* **Task**
Scan the entries below. List each line with "title".

[Dataset rows about figures]
※

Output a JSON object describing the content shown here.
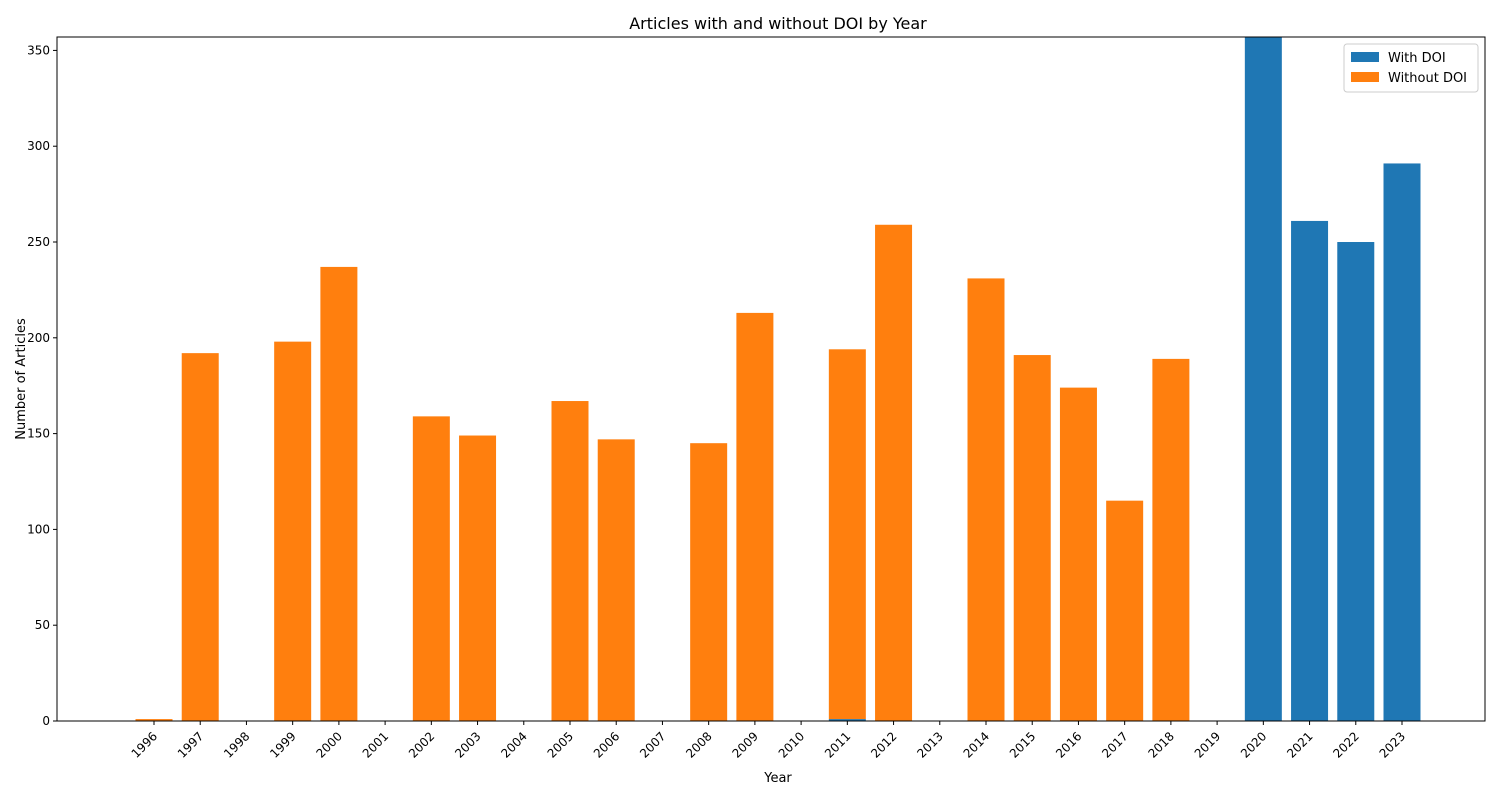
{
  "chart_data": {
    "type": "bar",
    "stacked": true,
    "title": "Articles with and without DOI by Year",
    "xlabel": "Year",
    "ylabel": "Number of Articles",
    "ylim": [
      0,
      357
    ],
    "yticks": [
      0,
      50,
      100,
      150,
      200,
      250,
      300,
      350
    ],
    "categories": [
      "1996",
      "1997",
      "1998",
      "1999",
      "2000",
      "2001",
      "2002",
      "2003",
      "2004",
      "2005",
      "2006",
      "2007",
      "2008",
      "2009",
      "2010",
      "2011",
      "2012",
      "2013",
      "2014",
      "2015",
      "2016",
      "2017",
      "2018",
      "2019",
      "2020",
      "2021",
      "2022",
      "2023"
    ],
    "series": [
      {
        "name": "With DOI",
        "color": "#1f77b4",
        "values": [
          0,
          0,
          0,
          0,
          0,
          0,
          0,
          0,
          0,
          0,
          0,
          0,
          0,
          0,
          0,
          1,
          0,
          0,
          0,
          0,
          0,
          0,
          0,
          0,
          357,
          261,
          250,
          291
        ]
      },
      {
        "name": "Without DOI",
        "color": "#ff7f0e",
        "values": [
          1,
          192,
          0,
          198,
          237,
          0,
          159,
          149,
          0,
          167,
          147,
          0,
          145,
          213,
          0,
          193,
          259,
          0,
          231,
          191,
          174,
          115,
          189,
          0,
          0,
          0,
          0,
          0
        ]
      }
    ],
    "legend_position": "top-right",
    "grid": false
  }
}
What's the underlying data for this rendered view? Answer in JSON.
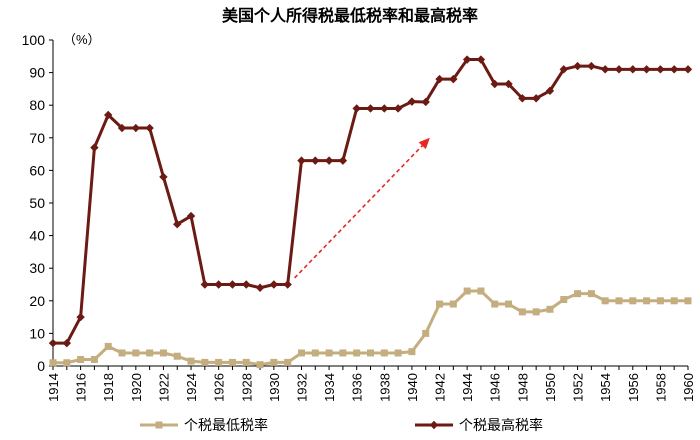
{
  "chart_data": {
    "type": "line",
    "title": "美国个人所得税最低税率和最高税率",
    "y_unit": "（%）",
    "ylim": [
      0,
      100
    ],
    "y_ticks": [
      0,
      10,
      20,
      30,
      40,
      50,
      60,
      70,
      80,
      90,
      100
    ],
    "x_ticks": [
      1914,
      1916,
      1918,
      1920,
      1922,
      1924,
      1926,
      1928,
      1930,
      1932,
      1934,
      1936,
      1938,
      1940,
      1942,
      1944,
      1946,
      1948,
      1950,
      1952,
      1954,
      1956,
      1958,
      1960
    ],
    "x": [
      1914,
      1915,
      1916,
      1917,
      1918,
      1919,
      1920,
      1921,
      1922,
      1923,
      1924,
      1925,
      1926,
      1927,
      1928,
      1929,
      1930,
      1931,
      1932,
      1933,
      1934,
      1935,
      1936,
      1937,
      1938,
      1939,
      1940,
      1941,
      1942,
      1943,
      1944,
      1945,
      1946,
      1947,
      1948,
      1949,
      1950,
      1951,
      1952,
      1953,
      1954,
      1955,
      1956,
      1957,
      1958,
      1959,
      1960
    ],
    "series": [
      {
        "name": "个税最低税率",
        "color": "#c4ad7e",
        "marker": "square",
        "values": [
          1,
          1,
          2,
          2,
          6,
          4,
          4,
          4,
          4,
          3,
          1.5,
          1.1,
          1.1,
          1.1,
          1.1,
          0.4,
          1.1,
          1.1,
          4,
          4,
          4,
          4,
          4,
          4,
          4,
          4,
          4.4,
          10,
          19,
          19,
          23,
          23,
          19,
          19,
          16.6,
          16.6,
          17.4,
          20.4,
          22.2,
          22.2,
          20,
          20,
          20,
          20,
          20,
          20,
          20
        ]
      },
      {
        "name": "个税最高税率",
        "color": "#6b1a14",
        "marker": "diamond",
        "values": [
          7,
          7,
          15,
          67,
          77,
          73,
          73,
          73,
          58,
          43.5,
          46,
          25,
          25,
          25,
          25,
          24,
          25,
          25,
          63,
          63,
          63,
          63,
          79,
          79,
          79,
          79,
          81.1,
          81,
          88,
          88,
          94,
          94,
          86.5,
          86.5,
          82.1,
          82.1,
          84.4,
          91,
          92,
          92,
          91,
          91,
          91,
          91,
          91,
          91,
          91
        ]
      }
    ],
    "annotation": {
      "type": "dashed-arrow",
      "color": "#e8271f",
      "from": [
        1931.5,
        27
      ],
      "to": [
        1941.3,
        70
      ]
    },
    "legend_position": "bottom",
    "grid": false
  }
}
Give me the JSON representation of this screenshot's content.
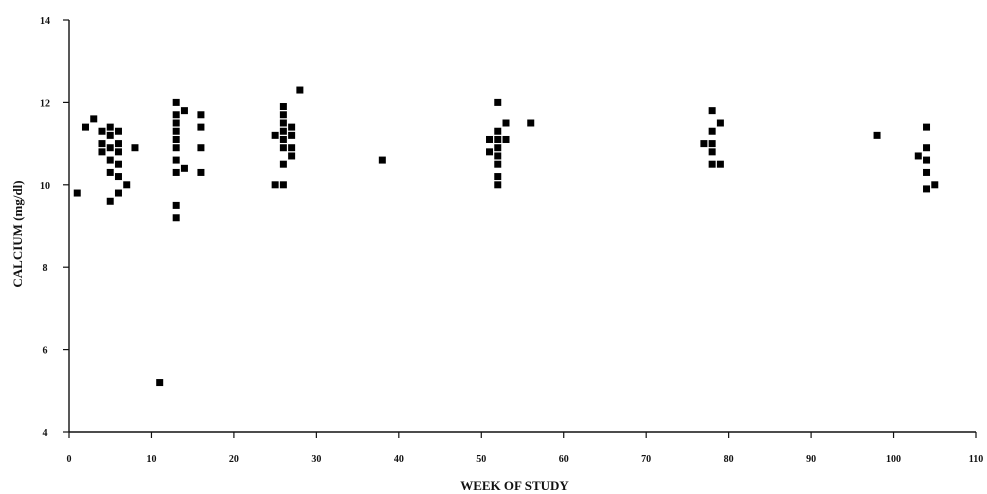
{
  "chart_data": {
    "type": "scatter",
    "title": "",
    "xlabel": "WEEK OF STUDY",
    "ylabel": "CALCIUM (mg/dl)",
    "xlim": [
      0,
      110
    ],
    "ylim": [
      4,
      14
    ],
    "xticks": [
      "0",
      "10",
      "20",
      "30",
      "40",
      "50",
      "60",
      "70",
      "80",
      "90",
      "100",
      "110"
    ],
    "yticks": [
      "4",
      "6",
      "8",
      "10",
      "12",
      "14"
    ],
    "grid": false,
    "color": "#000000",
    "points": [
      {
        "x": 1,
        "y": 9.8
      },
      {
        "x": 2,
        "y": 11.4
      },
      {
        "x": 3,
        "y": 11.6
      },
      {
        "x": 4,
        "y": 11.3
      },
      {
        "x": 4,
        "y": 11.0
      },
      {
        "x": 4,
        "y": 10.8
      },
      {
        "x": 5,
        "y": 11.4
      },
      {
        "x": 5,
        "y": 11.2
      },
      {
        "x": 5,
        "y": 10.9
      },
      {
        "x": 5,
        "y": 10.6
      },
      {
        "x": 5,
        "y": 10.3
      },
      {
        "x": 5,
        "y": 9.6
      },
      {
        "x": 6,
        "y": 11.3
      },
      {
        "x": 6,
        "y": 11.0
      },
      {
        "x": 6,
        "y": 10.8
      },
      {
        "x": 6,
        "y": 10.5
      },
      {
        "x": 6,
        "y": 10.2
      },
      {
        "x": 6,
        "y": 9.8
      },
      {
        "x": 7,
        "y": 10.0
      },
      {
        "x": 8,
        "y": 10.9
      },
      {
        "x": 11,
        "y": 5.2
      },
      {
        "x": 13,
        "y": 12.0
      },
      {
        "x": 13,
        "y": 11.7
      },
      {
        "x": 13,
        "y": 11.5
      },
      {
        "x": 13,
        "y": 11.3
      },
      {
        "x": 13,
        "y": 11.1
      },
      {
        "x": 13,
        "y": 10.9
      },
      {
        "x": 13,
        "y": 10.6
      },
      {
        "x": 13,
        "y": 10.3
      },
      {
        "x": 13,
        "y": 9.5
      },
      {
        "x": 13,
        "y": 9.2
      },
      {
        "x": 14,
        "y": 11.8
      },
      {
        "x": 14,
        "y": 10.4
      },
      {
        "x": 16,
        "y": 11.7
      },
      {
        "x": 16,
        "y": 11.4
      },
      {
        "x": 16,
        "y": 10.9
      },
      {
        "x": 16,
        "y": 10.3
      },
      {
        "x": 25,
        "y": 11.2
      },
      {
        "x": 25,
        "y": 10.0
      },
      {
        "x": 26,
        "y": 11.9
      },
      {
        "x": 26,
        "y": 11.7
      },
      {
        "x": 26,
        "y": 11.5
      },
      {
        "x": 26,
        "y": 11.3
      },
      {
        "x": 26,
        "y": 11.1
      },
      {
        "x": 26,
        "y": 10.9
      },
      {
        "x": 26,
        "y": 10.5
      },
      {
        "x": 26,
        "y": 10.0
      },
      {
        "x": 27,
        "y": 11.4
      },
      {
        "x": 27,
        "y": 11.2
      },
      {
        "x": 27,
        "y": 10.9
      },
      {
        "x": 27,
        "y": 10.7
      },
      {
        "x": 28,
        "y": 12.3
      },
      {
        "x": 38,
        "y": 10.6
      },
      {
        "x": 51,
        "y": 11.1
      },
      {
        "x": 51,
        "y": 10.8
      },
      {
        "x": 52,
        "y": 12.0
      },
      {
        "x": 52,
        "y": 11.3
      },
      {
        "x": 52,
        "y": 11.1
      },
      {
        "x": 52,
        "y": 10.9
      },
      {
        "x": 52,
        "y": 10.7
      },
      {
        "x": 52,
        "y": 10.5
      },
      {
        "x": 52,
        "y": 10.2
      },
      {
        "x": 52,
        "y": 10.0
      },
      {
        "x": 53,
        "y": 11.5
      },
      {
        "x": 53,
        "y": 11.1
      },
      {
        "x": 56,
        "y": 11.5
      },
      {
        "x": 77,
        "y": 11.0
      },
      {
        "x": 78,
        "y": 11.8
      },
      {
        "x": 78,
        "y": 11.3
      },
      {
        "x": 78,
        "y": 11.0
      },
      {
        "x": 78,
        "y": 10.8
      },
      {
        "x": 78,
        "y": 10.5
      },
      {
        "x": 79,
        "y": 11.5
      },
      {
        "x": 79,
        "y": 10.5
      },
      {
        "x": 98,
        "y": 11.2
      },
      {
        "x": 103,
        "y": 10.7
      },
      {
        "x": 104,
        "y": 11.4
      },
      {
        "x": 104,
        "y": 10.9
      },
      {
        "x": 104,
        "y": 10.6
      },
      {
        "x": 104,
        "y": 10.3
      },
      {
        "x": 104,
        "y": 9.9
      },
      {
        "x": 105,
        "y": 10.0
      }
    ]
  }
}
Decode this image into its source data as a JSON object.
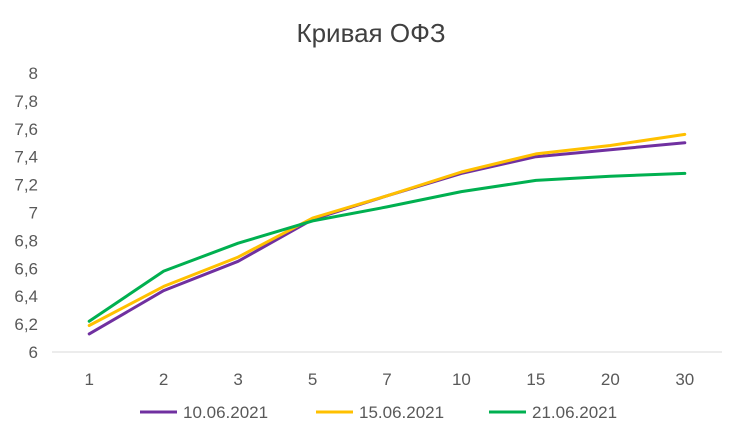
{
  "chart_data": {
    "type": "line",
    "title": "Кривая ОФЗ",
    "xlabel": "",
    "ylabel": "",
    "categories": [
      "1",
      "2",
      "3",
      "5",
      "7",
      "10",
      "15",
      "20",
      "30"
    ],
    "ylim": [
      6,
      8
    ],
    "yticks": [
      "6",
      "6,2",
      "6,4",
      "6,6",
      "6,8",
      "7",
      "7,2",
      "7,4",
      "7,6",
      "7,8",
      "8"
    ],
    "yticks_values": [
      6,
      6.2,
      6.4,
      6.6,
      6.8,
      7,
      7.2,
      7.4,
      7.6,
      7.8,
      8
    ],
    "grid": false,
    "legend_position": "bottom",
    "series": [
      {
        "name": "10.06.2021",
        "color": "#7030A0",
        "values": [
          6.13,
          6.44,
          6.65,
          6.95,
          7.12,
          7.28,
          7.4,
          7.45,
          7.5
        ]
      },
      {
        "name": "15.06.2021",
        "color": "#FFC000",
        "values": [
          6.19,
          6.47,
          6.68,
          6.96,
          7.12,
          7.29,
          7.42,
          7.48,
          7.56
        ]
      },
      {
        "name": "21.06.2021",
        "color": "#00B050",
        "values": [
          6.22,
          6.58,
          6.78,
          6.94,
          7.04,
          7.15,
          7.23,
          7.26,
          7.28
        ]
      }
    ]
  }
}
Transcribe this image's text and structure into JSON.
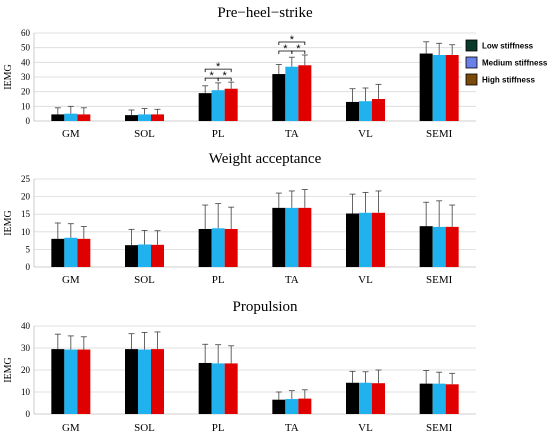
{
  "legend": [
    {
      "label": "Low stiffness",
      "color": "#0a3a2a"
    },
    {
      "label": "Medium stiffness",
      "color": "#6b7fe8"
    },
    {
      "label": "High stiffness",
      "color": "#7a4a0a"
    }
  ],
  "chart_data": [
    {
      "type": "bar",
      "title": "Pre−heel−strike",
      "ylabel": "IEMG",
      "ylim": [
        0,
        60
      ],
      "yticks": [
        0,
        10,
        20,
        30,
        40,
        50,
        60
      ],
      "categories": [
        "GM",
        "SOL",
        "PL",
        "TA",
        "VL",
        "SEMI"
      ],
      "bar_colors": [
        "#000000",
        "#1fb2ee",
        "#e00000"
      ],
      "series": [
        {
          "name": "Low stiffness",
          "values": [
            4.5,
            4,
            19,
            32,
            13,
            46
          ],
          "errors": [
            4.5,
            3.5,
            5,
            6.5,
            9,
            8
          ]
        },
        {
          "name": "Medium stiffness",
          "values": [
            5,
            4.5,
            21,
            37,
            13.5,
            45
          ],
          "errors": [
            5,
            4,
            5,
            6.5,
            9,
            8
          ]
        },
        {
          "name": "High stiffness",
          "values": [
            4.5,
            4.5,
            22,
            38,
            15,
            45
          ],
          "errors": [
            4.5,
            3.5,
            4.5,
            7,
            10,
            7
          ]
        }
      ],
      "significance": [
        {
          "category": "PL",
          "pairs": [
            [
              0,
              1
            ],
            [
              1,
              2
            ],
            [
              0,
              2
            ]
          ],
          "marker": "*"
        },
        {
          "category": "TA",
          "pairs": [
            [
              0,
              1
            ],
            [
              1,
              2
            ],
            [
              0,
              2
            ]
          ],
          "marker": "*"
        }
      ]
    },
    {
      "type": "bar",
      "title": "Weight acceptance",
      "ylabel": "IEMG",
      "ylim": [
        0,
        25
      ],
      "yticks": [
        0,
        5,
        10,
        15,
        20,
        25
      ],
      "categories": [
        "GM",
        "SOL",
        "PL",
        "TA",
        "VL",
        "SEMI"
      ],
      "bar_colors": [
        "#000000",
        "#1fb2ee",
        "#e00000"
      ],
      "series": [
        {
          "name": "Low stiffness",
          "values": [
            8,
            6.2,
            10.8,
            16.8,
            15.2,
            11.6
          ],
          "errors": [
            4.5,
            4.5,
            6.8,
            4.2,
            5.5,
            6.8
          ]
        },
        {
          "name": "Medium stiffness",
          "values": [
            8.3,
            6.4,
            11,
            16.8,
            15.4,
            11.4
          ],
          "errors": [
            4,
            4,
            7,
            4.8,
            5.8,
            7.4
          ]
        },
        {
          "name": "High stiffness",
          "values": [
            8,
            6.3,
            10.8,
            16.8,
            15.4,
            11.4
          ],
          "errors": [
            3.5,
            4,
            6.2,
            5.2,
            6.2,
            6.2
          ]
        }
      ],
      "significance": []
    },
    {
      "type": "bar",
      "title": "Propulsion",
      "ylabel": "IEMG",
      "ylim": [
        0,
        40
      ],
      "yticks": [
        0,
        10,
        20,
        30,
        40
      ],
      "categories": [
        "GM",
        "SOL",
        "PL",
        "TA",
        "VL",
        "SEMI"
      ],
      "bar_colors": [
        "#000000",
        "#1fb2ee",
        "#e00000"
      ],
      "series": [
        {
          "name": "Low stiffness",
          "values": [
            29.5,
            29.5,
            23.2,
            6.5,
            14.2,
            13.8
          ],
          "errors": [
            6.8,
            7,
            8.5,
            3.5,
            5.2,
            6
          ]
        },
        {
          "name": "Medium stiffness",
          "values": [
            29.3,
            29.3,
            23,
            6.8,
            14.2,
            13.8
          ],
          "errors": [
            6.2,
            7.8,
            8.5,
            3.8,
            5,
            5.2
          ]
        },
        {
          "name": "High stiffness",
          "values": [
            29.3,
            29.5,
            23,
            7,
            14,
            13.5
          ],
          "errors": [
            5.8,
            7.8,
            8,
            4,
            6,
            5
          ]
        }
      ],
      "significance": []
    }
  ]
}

※

* **The result**
    "title": "Articles with and without DOI by Year",
    "title": "美国个人所得税最低税率和最高税率",
    "title": "",
    "title": "Кривая ОФЗ",
      "title": "Pre−heel−strike",
      "title": "Weight acceptance",
      "title": "Propulsion",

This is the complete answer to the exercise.